(WHAT YOU NEED TO DO)
Write out all of the entries that follow, word for word, but skip the pictures.

[DATASET ROWS start]

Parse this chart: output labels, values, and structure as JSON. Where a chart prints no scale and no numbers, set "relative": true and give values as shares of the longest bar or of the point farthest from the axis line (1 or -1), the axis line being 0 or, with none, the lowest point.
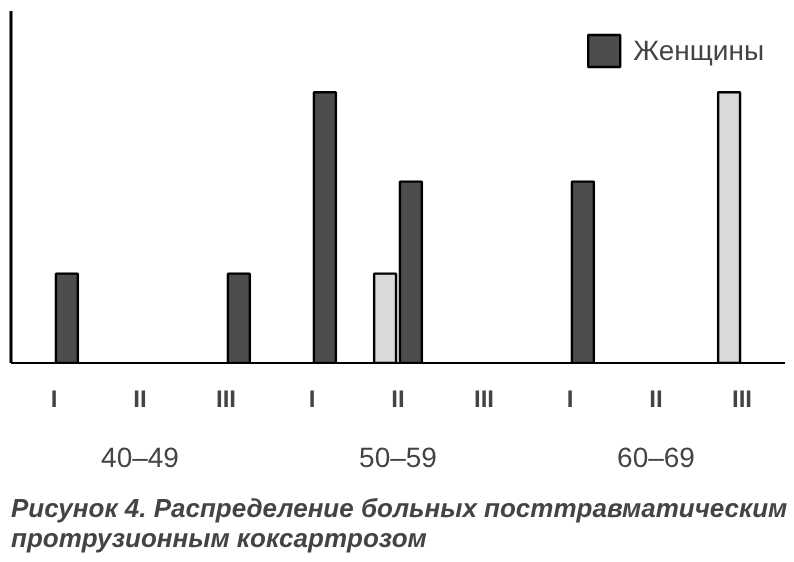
{
  "chart_data": {
    "type": "bar",
    "title": "Рисунок 4. Распределение больных посттравматическим\nпротрузионным коксартрозом",
    "relative": true,
    "categories": [
      "I",
      "II",
      "III",
      "I",
      "II",
      "III",
      "I",
      "II",
      "III"
    ],
    "series": [
      {
        "color": "#d9d9d9",
        "values": [
          null,
          null,
          null,
          null,
          0.33,
          null,
          null,
          null,
          1.0
        ]
      },
      {
        "name": "Женщины",
        "color": "#4d4d4d",
        "values": [
          0.33,
          null,
          0.33,
          1.0,
          0.67,
          null,
          0.67,
          null,
          null
        ]
      }
    ],
    "annotations": [
      "40–49",
      "50–59",
      "60–69"
    ],
    "legend": "top right",
    "grid": false
  }
}
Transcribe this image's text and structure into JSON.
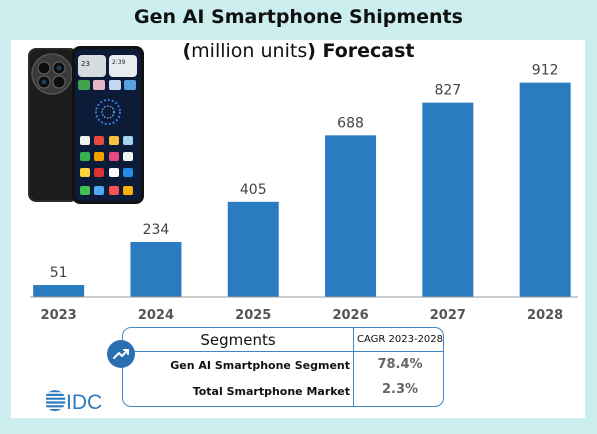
{
  "chart_data": {
    "type": "bar",
    "title_line1": "Gen AI Smartphone Shipments",
    "title_line2_open": "(",
    "title_line2_mid": "million units",
    "title_line2_close": ") Forecast",
    "categories": [
      "2023",
      "2024",
      "2025",
      "2026",
      "2027",
      "2028"
    ],
    "values": [
      51,
      234,
      405,
      688,
      827,
      912
    ],
    "ylim": [
      0,
      1000
    ],
    "bar_color": "#2b7bc0",
    "grid": false,
    "legend": "none"
  },
  "segments_table": {
    "header_left": "Segments",
    "header_right": "CAGR 2023-2028",
    "rows": [
      {
        "label": "Gen AI Smartphone Segment",
        "value": "78.4%"
      },
      {
        "label": "Total Smartphone Market",
        "value": "2.3%"
      }
    ],
    "border_color": "#3f88c5"
  },
  "phone_image": {
    "icon": "smartphone-photo",
    "screen_time": "23",
    "screen_time2": "2:39"
  },
  "logo": {
    "text": "IDC",
    "color": "#2b7bc0",
    "icon": "idc-logo"
  },
  "trend_icon": "trending-up-icon"
}
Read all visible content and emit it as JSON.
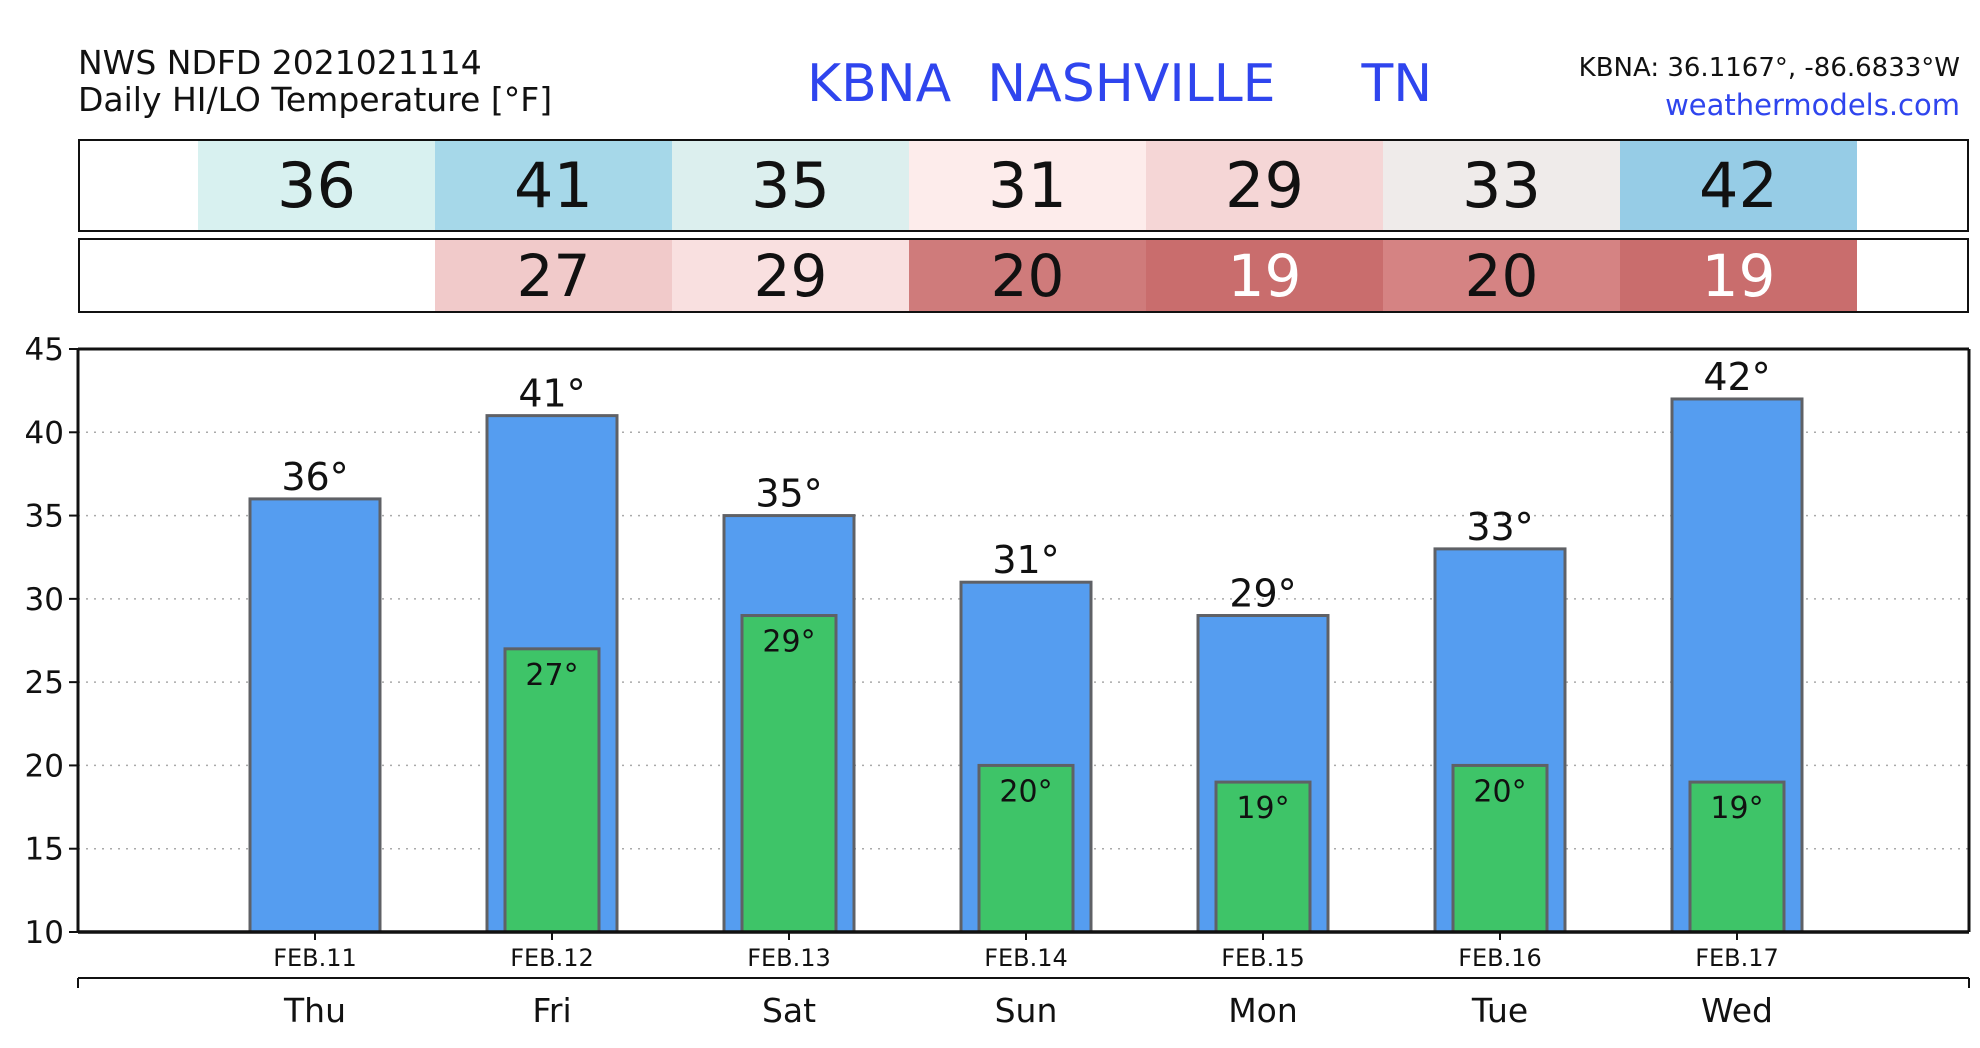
{
  "header": {
    "model_line": "NWS NDFD 2021021114",
    "product_line": "Daily HI/LO Temperature [°F]",
    "station_id": "KBNA",
    "station_name": "NASHVILLE",
    "station_state": "TN",
    "coords": "KBNA: 36.1167°, -86.6833°W",
    "site": "weathermodels.com"
  },
  "table": {
    "hi": [
      {
        "value": "36",
        "color": "#d8f1f0"
      },
      {
        "value": "41",
        "color": "#a6d8e9"
      },
      {
        "value": "35",
        "color": "#dcefee"
      },
      {
        "value": "31",
        "color": "#fdeceb"
      },
      {
        "value": "29",
        "color": "#f5d6d6"
      },
      {
        "value": "33",
        "color": "#efebea"
      },
      {
        "value": "42",
        "color": "#96cce6"
      }
    ],
    "lo": [
      {
        "value": "",
        "color": "#ffffff"
      },
      {
        "value": "27",
        "color": "#f1caca",
        "text_color": "#111111"
      },
      {
        "value": "29",
        "color": "#f9e0e0",
        "text_color": "#111111"
      },
      {
        "value": "20",
        "color": "#cf7b7b",
        "text_color": "#111111"
      },
      {
        "value": "19",
        "color": "#c96d6d",
        "text_color": "#ffffff"
      },
      {
        "value": "20",
        "color": "#d58383",
        "text_color": "#111111"
      },
      {
        "value": "19",
        "color": "#c96d6d",
        "text_color": "#ffffff"
      }
    ]
  },
  "chart_data": {
    "type": "bar",
    "categories": [
      "FEB.11",
      "FEB.12",
      "FEB.13",
      "FEB.14",
      "FEB.15",
      "FEB.16",
      "FEB.17"
    ],
    "days": [
      "Thu",
      "Fri",
      "Sat",
      "Sun",
      "Mon",
      "Tue",
      "Wed"
    ],
    "series": [
      {
        "values": [
          36,
          41,
          35,
          31,
          29,
          33,
          42
        ],
        "labels": [
          "36°",
          "41°",
          "35°",
          "31°",
          "29°",
          "33°",
          "42°"
        ],
        "color": "#559df0"
      },
      {
        "values": [
          null,
          27,
          29,
          20,
          19,
          20,
          19
        ],
        "labels": [
          "",
          "27°",
          "29°",
          "20°",
          "19°",
          "20°",
          "19°"
        ],
        "color": "#3ec468"
      }
    ],
    "yticks": [
      10,
      15,
      20,
      25,
      30,
      35,
      40,
      45
    ],
    "ylim": [
      10,
      45
    ],
    "grid": true,
    "bar_edge_color": "#5f6166"
  }
}
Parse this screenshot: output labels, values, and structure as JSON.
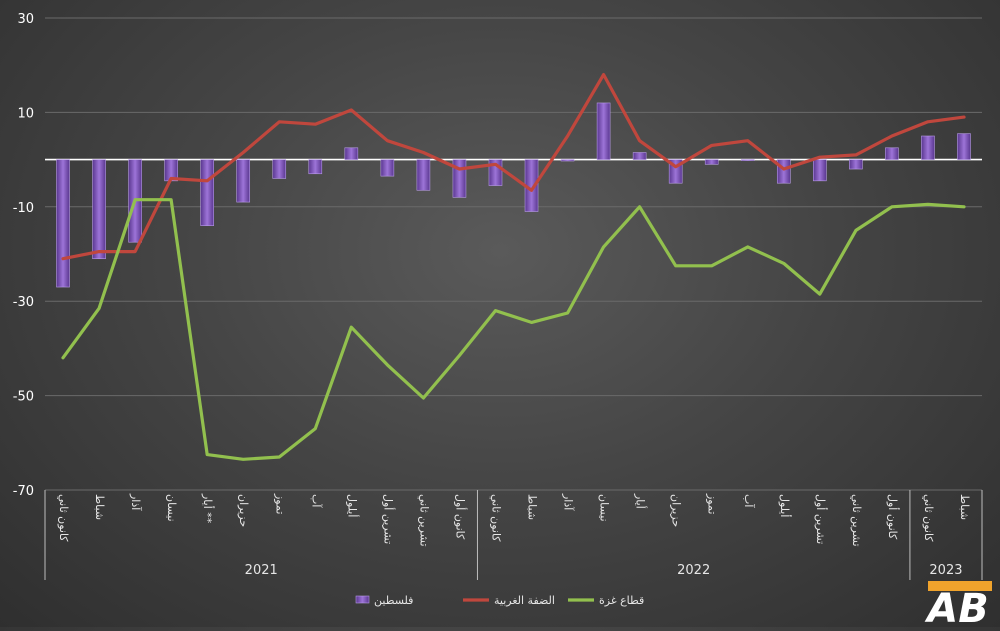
{
  "chart_data": {
    "type": "bar",
    "y_ticks": [
      "30",
      "10",
      "-10",
      "-30",
      "-50",
      "-70"
    ],
    "ylim": [
      -70,
      30
    ],
    "grid": true,
    "legend_position": "bottom",
    "categories": [
      "كانون ثاني",
      "شباط",
      "آذار",
      "نيسان",
      "أيار **",
      "حزيران",
      "تموز",
      "آب",
      "أيلول",
      "تشرين أول",
      "تشرين ثاني",
      "كانون أول",
      "كانون ثاني",
      "شباط",
      "آذار",
      "نيسان",
      "أيار",
      "حزيران",
      "تموز",
      "آب",
      "أيلول",
      "تشرين أول",
      "تشرين ثاني",
      "كانون أول",
      "كانون ثاني",
      "شباط"
    ],
    "years": [
      {
        "label": "2021",
        "start": 0,
        "end": 11
      },
      {
        "label": "2022",
        "start": 12,
        "end": 23
      },
      {
        "label": "2023",
        "start": 24,
        "end": 25
      }
    ],
    "series": [
      {
        "name": "فلسطين",
        "kind": "bar",
        "color": "#8a5cc8",
        "values": [
          -27,
          -21,
          -17.5,
          -4.5,
          -14,
          -9,
          -4,
          -3,
          2.5,
          -3.5,
          -6.5,
          -8,
          -5.5,
          -11,
          -0.3,
          12,
          1.5,
          -5,
          -1,
          0,
          -5,
          -4.5,
          -2,
          2.5,
          5,
          5.5
        ]
      },
      {
        "name": "الضفة الغربية",
        "kind": "line",
        "color": "#c0473d",
        "values": [
          -21,
          -19.5,
          -19.5,
          -4,
          -4.5,
          1.5,
          8,
          7.5,
          10.5,
          4,
          1.5,
          -2,
          -1,
          -6.5,
          5,
          18,
          4,
          -1.5,
          3,
          4,
          -2,
          0.5,
          1,
          5,
          8,
          9
        ]
      },
      {
        "name": "قطاع غزة",
        "kind": "line",
        "color": "#92c04e",
        "values": [
          -42,
          -31.5,
          -8.5,
          -8.5,
          -62.5,
          -63.5,
          -63,
          -57,
          -35.5,
          -43.5,
          -50.5,
          -41.5,
          -32,
          -34.5,
          -32.5,
          -18.5,
          -10,
          -22.5,
          -22.5,
          -18.5,
          -22,
          -28.5,
          -15,
          -10,
          -9.5,
          -10
        ]
      }
    ]
  },
  "logo": {
    "text": "AB",
    "colors": [
      "#ffffff",
      "#f0a32c"
    ]
  }
}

[DATASET ROWS end]

(EXPECTED ANSWER)
Parse this chart: output labels, values, and structure as JSON. Where a chart prints no scale and no numbers, set "relative": true and give values as shares of the longest bar or of the point farthest from the axis line (1 or -1), the axis line being 0 or, with none, the lowest point.
{
  "chart_data": {
    "type": "bar",
    "title": "Рисунок 4. Распределение больных посттравматическим\nпротрузионным коксартрозом",
    "relative": true,
    "categories": [
      "I",
      "II",
      "III",
      "I",
      "II",
      "III",
      "I",
      "II",
      "III"
    ],
    "series": [
      {
        "color": "#d9d9d9",
        "values": [
          null,
          null,
          null,
          null,
          0.33,
          null,
          null,
          null,
          1.0
        ]
      },
      {
        "name": "Женщины",
        "color": "#4d4d4d",
        "values": [
          0.33,
          null,
          0.33,
          1.0,
          0.67,
          null,
          0.67,
          null,
          null
        ]
      }
    ],
    "annotations": [
      "40–49",
      "50–59",
      "60–69"
    ],
    "legend": "top right",
    "grid": false
  }
}
Transcribe this image's text and structure into JSON.
{
  "chart_data": {
    "type": "bar",
    "title_line1": "Gen AI Smartphone Shipments",
    "title_line2_open": "(",
    "title_line2_mid": "million units",
    "title_line2_close": ") Forecast",
    "categories": [
      "2023",
      "2024",
      "2025",
      "2026",
      "2027",
      "2028"
    ],
    "values": [
      51,
      234,
      405,
      688,
      827,
      912
    ],
    "ylim": [
      0,
      1000
    ],
    "bar_color": "#2b7bc0",
    "grid": false,
    "legend": "none"
  },
  "segments_table": {
    "header_left": "Segments",
    "header_right": "CAGR 2023-2028",
    "rows": [
      {
        "label": "Gen AI Smartphone Segment",
        "value": "78.4%"
      },
      {
        "label": "Total Smartphone Market",
        "value": "2.3%"
      }
    ],
    "border_color": "#3f88c5"
  },
  "phone_image": {
    "icon": "smartphone-photo",
    "screen_time": "23",
    "screen_time2": "2:39"
  },
  "logo": {
    "text": "IDC",
    "color": "#2b7bc0",
    "icon": "idc-logo"
  },
  "trend_icon": "trending-up-icon"
}
Read all visible content and emit it as JSON.
{
  "header": {
    "model_line": "NWS NDFD 2021021114",
    "product_line": "Daily HI/LO Temperature [°F]",
    "station_id": "KBNA",
    "station_name": "NASHVILLE",
    "station_state": "TN",
    "coords": "KBNA: 36.1167°, -86.6833°W",
    "site": "weathermodels.com"
  },
  "table": {
    "hi": [
      {
        "value": "36",
        "color": "#d8f1f0"
      },
      {
        "value": "41",
        "color": "#a6d8e9"
      },
      {
        "value": "35",
        "color": "#dcefee"
      },
      {
        "value": "31",
        "color": "#fdeceb"
      },
      {
        "value": "29",
        "color": "#f5d6d6"
      },
      {
        "value": "33",
        "color": "#efebea"
      },
      {
        "value": "42",
        "color": "#96cce6"
      }
    ],
    "lo": [
      {
        "value": "",
        "color": "#ffffff"
      },
      {
        "value": "27",
        "color": "#f1caca",
        "text_color": "#111111"
      },
      {
        "value": "29",
        "color": "#f9e0e0",
        "text_color": "#111111"
      },
      {
        "value": "20",
        "color": "#cf7b7b",
        "text_color": "#111111"
      },
      {
        "value": "19",
        "color": "#c96d6d",
        "text_color": "#ffffff"
      },
      {
        "value": "20",
        "color": "#d58383",
        "text_color": "#111111"
      },
      {
        "value": "19",
        "color": "#c96d6d",
        "text_color": "#ffffff"
      }
    ]
  },
  "chart_data": {
    "type": "bar",
    "categories": [
      "FEB.11",
      "FEB.12",
      "FEB.13",
      "FEB.14",
      "FEB.15",
      "FEB.16",
      "FEB.17"
    ],
    "days": [
      "Thu",
      "Fri",
      "Sat",
      "Sun",
      "Mon",
      "Tue",
      "Wed"
    ],
    "series": [
      {
        "values": [
          36,
          41,
          35,
          31,
          29,
          33,
          42
        ],
        "labels": [
          "36°",
          "41°",
          "35°",
          "31°",
          "29°",
          "33°",
          "42°"
        ],
        "color": "#559df0"
      },
      {
        "values": [
          null,
          27,
          29,
          20,
          19,
          20,
          19
        ],
        "labels": [
          "",
          "27°",
          "29°",
          "20°",
          "19°",
          "20°",
          "19°"
        ],
        "color": "#3ec468"
      }
    ],
    "yticks": [
      10,
      15,
      20,
      25,
      30,
      35,
      40,
      45
    ],
    "ylim": [
      10,
      45
    ],
    "grid": true,
    "bar_edge_color": "#5f6166"
  }
}
Parse this screenshot: output labels, values, and structure as JSON.
{
  "chart_data": {
    "type": "bar",
    "y_ticks": [
      "30",
      "10",
      "-10",
      "-30",
      "-50",
      "-70"
    ],
    "ylim": [
      -70,
      30
    ],
    "grid": true,
    "legend_position": "bottom",
    "categories": [
      "كانون ثاني",
      "شباط",
      "آذار",
      "نيسان",
      "أيار **",
      "حزيران",
      "تموز",
      "آب",
      "أيلول",
      "تشرين أول",
      "تشرين ثاني",
      "كانون أول",
      "كانون ثاني",
      "شباط",
      "آذار",
      "نيسان",
      "أيار",
      "حزيران",
      "تموز",
      "آب",
      "أيلول",
      "تشرين أول",
      "تشرين ثاني",
      "كانون أول",
      "كانون ثاني",
      "شباط"
    ],
    "years": [
      {
        "label": "2021",
        "start": 0,
        "end": 11
      },
      {
        "label": "2022",
        "start": 12,
        "end": 23
      },
      {
        "label": "2023",
        "start": 24,
        "end": 25
      }
    ],
    "series": [
      {
        "name": "فلسطين",
        "kind": "bar",
        "color": "#8a5cc8",
        "values": [
          -27,
          -21,
          -17.5,
          -4.5,
          -14,
          -9,
          -4,
          -3,
          2.5,
          -3.5,
          -6.5,
          -8,
          -5.5,
          -11,
          -0.3,
          12,
          1.5,
          -5,
          -1,
          0,
          -5,
          -4.5,
          -2,
          2.5,
          5,
          5.5
        ]
      },
      {
        "name": "الضفة الغربية",
        "kind": "line",
        "color": "#c0473d",
        "values": [
          -21,
          -19.5,
          -19.5,
          -4,
          -4.5,
          1.5,
          8,
          7.5,
          10.5,
          4,
          1.5,
          -2,
          -1,
          -6.5,
          5,
          18,
          4,
          -1.5,
          3,
          4,
          -2,
          0.5,
          1,
          5,
          8,
          9
        ]
      },
      {
        "name": "قطاع غزة",
        "kind": "line",
        "color": "#92c04e",
        "values": [
          -42,
          -31.5,
          -8.5,
          -8.5,
          -62.5,
          -63.5,
          -63,
          -57,
          -35.5,
          -43.5,
          -50.5,
          -41.5,
          -32,
          -34.5,
          -32.5,
          -18.5,
          -10,
          -22.5,
          -22.5,
          -18.5,
          -22,
          -28.5,
          -15,
          -10,
          -9.5,
          -10
        ]
      }
    ]
  },
  "logo": {
    "text": "AB",
    "colors": [
      "#ffffff",
      "#f0a32c"
    ]
  }
}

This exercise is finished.